* What the task asks
Repeat all of the records verbatim.

* Material for this task
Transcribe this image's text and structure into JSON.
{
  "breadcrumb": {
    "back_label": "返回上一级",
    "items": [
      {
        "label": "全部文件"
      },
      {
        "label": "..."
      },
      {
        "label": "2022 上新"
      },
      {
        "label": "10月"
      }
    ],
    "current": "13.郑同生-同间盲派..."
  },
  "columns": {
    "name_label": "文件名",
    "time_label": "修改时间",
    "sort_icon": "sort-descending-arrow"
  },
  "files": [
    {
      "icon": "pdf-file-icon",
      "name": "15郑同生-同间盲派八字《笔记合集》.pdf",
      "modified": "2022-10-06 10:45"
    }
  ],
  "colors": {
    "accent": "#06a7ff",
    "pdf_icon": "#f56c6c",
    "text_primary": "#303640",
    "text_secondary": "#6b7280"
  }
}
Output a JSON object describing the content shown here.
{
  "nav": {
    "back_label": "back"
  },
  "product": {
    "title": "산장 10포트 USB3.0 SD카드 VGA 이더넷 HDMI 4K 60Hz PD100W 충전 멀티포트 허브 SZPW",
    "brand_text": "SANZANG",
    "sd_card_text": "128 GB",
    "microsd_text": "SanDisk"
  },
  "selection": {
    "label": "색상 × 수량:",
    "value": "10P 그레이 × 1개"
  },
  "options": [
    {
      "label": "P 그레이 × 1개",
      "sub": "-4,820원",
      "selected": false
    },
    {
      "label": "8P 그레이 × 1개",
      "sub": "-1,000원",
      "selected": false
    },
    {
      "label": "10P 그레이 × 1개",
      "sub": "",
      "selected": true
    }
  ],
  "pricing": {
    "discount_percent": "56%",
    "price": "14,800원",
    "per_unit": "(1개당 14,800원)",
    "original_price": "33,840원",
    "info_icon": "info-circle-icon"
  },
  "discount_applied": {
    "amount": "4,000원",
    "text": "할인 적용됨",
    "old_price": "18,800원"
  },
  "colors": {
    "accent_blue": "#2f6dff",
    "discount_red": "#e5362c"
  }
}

* Result of this exercise
Transcribe this image's text and structure into JSON.
{
  "breadcrumb": {
    "back_label": "返回上一级",
    "items": [
      {
        "label": "全部文件"
      },
      {
        "label": "..."
      },
      {
        "label": "2022 上新"
      },
      {
        "label": "10月"
      }
    ],
    "current": "13.郑同生-同间盲派..."
  },
  "columns": {
    "name_label": "文件名",
    "time_label": "修改时间",
    "sort_icon": "sort-descending-arrow"
  },
  "files": [
    {
      "icon": "pdf-file-icon",
      "name": "15郑同生-同间盲派八字《笔记合集》.pdf",
      "modified": "2022-10-06 10:45"
    }
  ],
  "colors": {
    "accent": "#06a7ff",
    "pdf_icon": "#f56c6c",
    "text_primary": "#303640",
    "text_secondary": "#6b7280"
  }
}
Output a JSON object describing the content shown here.
{
  "nav": {
    "back_label": "back"
  },
  "product": {
    "title": "산장 10포트 USB3.0 SD카드 VGA 이더넷 HDMI 4K 60Hz PD100W 충전 멀티포트 허브 SZPW",
    "brand_text": "SANZANG",
    "sd_card_text": "128 GB",
    "microsd_text": "SanDisk"
  },
  "selection": {
    "label": "색상 × 수량:",
    "value": "10P 그레이 × 1개"
  },
  "options": [
    {
      "label": "P 그레이 × 1개",
      "sub": "-4,820원",
      "selected": false
    },
    {
      "label": "8P 그레이 × 1개",
      "sub": "-1,000원",
      "selected": false
    },
    {
      "label": "10P 그레이 × 1개",
      "sub": "",
      "selected": true
    }
  ],
  "pricing": {
    "discount_percent": "56%",
    "price": "14,800원",
    "per_unit": "(1개당 14,800원)",
    "original_price": "33,840원",
    "info_icon": "info-circle-icon"
  },
  "discount_applied": {
    "amount": "4,000원",
    "text": "할인 적용됨",
    "old_price": "18,800원"
  },
  "colors": {
    "accent_blue": "#2f6dff",
    "discount_red": "#e5362c"
  }
}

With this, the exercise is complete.